Dataset excerpt:
□ □ □ □ □

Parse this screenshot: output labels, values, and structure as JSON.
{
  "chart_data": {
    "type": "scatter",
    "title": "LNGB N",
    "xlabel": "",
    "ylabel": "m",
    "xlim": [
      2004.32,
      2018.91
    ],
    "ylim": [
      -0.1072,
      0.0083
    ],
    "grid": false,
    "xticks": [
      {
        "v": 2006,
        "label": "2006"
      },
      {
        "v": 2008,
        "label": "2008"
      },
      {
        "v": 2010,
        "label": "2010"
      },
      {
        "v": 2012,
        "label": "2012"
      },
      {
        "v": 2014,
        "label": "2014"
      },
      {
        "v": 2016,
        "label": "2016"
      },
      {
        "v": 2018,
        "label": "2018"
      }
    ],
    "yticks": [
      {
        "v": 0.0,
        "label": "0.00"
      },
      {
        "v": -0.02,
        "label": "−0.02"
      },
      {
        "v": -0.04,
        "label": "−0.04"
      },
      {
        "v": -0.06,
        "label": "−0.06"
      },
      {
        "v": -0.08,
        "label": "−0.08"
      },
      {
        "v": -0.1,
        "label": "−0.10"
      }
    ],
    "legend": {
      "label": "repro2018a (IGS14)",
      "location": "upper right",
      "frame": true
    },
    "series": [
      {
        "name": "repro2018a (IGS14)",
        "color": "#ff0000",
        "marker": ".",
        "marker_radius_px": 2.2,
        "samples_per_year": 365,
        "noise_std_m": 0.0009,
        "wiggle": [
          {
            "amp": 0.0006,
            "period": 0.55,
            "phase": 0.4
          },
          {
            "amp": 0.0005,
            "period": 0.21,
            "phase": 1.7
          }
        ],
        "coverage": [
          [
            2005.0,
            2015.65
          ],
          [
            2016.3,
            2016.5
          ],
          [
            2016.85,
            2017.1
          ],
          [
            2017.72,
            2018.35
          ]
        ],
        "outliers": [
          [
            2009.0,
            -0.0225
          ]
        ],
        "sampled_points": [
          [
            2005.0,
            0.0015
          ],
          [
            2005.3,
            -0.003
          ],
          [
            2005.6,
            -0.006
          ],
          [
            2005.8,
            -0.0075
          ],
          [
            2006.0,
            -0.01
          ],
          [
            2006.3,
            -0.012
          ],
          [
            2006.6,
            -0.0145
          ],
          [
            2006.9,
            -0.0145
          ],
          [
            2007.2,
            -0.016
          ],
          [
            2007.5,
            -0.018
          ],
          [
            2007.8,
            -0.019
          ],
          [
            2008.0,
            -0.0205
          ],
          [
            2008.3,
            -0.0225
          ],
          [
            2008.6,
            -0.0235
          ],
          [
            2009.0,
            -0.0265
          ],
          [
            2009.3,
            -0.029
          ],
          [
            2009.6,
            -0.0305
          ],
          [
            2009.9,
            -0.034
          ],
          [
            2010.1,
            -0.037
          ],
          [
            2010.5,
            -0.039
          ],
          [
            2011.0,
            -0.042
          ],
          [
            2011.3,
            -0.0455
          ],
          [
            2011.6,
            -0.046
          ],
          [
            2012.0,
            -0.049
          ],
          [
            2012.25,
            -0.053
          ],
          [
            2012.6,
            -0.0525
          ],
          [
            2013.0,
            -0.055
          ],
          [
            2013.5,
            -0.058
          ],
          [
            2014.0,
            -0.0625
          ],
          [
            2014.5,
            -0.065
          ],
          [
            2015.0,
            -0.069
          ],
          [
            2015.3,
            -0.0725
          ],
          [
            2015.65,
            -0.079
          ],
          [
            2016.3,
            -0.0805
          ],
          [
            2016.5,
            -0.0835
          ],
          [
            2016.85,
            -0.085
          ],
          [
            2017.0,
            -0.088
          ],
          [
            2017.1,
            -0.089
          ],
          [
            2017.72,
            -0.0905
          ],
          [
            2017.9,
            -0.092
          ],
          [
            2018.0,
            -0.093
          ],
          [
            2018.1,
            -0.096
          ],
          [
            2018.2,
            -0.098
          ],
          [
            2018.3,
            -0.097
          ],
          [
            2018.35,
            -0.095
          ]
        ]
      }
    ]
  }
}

□ □ □ □ □

Your task is to extract all of the records exactly.

# [In response]
Parse this screenshot: output labels, values, and structure as JSON.
{
  "chart_data": {
    "type": "scatter",
    "title": "LNGB N",
    "xlabel": "",
    "ylabel": "m",
    "xlim": [
      2004.32,
      2018.91
    ],
    "ylim": [
      -0.1072,
      0.0083
    ],
    "grid": false,
    "xticks": [
      {
        "v": 2006,
        "label": "2006"
      },
      {
        "v": 2008,
        "label": "2008"
      },
      {
        "v": 2010,
        "label": "2010"
      },
      {
        "v": 2012,
        "label": "2012"
      },
      {
        "v": 2014,
        "label": "2014"
      },
      {
        "v": 2016,
        "label": "2016"
      },
      {
        "v": 2018,
        "label": "2018"
      }
    ],
    "yticks": [
      {
        "v": 0.0,
        "label": "0.00"
      },
      {
        "v": -0.02,
        "label": "−0.02"
      },
      {
        "v": -0.04,
        "label": "−0.04"
      },
      {
        "v": -0.06,
        "label": "−0.06"
      },
      {
        "v": -0.08,
        "label": "−0.08"
      },
      {
        "v": -0.1,
        "label": "−0.10"
      }
    ],
    "legend": {
      "label": "repro2018a (IGS14)",
      "location": "upper right",
      "frame": true
    },
    "series": [
      {
        "name": "repro2018a (IGS14)",
        "color": "#ff0000",
        "marker": ".",
        "marker_radius_px": 2.2,
        "samples_per_year": 365,
        "noise_std_m": 0.0009,
        "wiggle": [
          {
            "amp": 0.0006,
            "period": 0.55,
            "phase": 0.4
          },
          {
            "amp": 0.0005,
            "period": 0.21,
            "phase": 1.7
          }
        ],
        "coverage": [
          [
            2005.0,
            2015.65
          ],
          [
            2016.3,
            2016.5
          ],
          [
            2016.85,
            2017.1
          ],
          [
            2017.72,
            2018.35
          ]
        ],
        "outliers": [
          [
            2009.0,
            -0.0225
          ]
        ],
        "sampled_points": [
          [
            2005.0,
            0.0015
          ],
          [
            2005.3,
            -0.003
          ],
          [
            2005.6,
            -0.006
          ],
          [
            2005.8,
            -0.0075
          ],
          [
            2006.0,
            -0.01
          ],
          [
            2006.3,
            -0.012
          ],
          [
            2006.6,
            -0.0145
          ],
          [
            2006.9,
            -0.0145
          ],
          [
            2007.2,
            -0.016
          ],
          [
            2007.5,
            -0.018
          ],
          [
            2007.8,
            -0.019
          ],
          [
            2008.0,
            -0.0205
          ],
          [
            2008.3,
            -0.0225
          ],
          [
            2008.6,
            -0.0235
          ],
          [
            2009.0,
            -0.0265
          ],
          [
            2009.3,
            -0.029
          ],
          [
            2009.6,
            -0.0305
          ],
          [
            2009.9,
            -0.034
          ],
          [
            2010.1,
            -0.037
          ],
          [
            2010.5,
            -0.039
          ],
          [
            2011.0,
            -0.042
          ],
          [
            2011.3,
            -0.0455
          ],
          [
            2011.6,
            -0.046
          ],
          [
            2012.0,
            -0.049
          ],
          [
            2012.25,
            -0.053
          ],
          [
            2012.6,
            -0.0525
          ],
          [
            2013.0,
            -0.055
          ],
          [
            2013.5,
            -0.058
          ],
          [
            2014.0,
            -0.0625
          ],
          [
            2014.5,
            -0.065
          ],
          [
            2015.0,
            -0.069
          ],
          [
            2015.3,
            -0.0725
          ],
          [
            2015.65,
            -0.079
          ],
          [
            2016.3,
            -0.0805
          ],
          [
            2016.5,
            -0.0835
          ],
          [
            2016.85,
            -0.085
          ],
          [
            2017.0,
            -0.088
          ],
          [
            2017.1,
            -0.089
          ],
          [
            2017.72,
            -0.0905
          ],
          [
            2017.9,
            -0.092
          ],
          [
            2018.0,
            -0.093
          ],
          [
            2018.1,
            -0.096
          ],
          [
            2018.2,
            -0.098
          ],
          [
            2018.3,
            -0.097
          ],
          [
            2018.35,
            -0.095
          ]
        ]
      }
    ]
  }
}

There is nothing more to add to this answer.